— begin —

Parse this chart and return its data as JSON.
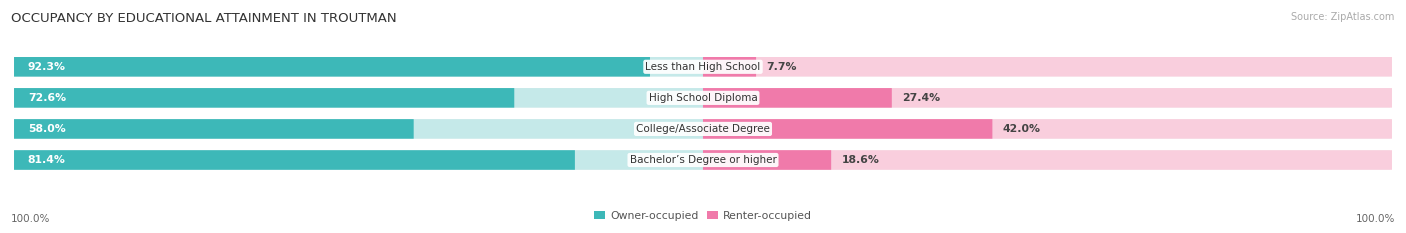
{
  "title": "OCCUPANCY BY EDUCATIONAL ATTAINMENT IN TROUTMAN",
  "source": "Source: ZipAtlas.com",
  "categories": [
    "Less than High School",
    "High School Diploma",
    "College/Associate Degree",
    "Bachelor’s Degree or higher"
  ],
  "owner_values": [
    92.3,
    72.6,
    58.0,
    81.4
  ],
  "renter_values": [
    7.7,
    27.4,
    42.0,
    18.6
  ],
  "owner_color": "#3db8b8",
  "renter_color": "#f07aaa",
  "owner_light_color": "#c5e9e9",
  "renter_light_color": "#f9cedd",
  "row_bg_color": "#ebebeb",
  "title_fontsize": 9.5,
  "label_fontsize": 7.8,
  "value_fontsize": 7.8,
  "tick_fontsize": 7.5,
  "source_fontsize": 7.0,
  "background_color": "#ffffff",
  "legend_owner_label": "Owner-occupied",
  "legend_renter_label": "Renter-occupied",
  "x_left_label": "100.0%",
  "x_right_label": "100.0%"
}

— end —
— begin —

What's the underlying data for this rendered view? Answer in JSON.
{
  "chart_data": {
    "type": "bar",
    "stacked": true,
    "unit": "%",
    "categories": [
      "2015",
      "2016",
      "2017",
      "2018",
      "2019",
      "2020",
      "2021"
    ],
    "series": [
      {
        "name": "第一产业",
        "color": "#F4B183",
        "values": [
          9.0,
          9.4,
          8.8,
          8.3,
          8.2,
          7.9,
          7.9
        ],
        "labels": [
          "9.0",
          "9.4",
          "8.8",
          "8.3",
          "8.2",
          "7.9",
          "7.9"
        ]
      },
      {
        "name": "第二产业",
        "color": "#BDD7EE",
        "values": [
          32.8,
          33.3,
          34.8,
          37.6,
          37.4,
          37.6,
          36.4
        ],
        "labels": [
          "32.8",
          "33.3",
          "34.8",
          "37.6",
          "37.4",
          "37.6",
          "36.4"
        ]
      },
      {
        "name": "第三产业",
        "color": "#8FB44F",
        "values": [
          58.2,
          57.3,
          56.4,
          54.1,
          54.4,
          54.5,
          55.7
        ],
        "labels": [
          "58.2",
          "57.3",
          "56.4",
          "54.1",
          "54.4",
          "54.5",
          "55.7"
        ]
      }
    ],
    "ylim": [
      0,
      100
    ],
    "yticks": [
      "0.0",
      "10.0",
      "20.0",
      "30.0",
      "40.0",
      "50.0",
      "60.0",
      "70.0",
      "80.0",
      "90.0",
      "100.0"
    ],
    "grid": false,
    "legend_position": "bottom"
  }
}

— end —

Given request: Which lines contain "occupied"? Copy each of them.

Output for this exercise:
  "legend_owner_label": "Owner-occupied",
  "legend_renter_label": "Renter-occupied",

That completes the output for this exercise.